*** Listing ***

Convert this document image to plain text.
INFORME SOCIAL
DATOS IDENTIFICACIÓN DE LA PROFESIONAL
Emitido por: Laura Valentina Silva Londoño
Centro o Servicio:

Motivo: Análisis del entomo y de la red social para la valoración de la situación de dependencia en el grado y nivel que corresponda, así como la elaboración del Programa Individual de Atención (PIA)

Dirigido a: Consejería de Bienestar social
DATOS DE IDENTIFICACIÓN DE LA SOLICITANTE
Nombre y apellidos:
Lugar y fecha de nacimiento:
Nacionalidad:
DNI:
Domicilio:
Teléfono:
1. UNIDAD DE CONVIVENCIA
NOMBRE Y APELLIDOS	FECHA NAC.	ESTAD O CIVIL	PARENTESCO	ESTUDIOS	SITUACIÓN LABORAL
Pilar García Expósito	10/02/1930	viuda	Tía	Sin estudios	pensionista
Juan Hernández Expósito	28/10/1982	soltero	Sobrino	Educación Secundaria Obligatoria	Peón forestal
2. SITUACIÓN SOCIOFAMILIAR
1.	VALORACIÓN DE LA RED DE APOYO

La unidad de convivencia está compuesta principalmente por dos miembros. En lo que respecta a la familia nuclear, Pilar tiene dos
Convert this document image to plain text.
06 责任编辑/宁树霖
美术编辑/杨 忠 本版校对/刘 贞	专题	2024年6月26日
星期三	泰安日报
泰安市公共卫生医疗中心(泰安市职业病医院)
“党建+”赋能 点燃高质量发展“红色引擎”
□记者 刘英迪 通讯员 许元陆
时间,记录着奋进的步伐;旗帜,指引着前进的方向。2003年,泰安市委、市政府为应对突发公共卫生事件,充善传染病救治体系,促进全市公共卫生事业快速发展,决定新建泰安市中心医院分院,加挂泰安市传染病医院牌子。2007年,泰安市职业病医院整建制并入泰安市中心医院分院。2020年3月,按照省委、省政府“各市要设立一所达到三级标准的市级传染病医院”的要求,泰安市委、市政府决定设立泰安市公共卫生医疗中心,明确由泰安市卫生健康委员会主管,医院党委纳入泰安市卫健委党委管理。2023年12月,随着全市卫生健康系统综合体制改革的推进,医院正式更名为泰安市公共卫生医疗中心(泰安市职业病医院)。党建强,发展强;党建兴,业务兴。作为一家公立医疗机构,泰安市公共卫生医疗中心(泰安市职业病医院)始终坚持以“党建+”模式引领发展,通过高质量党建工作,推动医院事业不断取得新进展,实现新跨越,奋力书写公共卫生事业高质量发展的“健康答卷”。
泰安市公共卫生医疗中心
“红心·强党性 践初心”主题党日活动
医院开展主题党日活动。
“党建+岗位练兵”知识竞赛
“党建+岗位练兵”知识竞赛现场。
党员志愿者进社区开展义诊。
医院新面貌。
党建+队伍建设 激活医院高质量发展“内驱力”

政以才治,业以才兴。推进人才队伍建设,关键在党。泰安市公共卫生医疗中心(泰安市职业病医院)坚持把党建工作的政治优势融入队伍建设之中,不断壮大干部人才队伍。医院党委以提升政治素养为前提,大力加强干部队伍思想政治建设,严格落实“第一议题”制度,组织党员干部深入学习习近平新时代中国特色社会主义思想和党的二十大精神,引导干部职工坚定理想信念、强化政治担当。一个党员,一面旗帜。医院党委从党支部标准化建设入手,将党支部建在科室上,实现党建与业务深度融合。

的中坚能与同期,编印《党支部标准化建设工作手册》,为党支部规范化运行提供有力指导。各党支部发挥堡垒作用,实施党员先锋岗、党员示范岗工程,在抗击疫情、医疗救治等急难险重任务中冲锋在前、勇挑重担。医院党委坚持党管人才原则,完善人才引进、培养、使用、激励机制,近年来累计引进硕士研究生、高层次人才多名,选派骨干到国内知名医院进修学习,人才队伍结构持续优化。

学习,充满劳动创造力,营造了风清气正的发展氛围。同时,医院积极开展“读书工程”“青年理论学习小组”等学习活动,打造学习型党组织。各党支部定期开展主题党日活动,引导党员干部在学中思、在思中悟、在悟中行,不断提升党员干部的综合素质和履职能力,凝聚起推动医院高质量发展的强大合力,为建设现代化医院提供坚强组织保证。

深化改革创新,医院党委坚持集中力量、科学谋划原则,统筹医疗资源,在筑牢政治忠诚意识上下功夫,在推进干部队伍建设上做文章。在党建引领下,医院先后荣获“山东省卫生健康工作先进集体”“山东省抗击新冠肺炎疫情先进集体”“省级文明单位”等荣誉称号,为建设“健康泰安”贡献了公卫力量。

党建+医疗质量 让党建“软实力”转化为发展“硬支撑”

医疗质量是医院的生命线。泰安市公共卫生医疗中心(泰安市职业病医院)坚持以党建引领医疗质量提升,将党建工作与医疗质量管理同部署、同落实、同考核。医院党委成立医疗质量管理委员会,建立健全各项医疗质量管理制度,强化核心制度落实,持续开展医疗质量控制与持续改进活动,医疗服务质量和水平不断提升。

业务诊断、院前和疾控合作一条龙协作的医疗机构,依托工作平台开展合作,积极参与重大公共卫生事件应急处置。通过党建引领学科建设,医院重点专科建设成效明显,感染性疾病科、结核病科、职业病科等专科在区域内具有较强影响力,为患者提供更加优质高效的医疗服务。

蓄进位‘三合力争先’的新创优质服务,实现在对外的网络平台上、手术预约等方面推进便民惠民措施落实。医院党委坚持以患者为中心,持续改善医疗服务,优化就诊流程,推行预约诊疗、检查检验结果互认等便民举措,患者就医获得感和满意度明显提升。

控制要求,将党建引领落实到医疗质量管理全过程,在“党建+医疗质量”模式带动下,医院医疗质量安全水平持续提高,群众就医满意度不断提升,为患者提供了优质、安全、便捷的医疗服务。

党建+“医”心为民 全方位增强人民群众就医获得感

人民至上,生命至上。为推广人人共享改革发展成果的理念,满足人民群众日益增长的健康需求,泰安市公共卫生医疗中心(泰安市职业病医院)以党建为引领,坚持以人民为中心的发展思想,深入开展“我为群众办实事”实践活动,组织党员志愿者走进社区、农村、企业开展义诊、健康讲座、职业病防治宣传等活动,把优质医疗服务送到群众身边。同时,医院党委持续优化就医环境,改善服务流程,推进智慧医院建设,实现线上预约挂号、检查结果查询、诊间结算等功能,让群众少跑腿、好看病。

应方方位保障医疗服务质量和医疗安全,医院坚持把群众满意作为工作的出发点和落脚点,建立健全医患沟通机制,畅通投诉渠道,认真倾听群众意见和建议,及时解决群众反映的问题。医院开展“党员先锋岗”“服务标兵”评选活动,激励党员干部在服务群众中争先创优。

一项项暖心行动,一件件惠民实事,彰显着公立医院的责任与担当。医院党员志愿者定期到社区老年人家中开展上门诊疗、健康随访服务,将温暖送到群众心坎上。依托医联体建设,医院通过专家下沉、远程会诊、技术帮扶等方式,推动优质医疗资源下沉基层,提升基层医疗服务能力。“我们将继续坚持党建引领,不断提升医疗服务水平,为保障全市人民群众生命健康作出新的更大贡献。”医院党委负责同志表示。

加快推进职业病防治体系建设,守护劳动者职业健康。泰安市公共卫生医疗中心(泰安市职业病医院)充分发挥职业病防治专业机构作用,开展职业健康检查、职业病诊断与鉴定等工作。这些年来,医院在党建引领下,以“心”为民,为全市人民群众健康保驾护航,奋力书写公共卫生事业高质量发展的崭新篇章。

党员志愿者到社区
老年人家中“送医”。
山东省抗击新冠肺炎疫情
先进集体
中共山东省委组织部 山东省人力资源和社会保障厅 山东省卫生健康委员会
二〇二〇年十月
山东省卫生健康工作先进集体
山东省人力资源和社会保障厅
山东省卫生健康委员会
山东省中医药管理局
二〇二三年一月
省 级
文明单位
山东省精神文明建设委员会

***

**Task to carry out:** Find every line in the records that has the string "Pilar", then state how many there are and nothing else.

**Output:** 2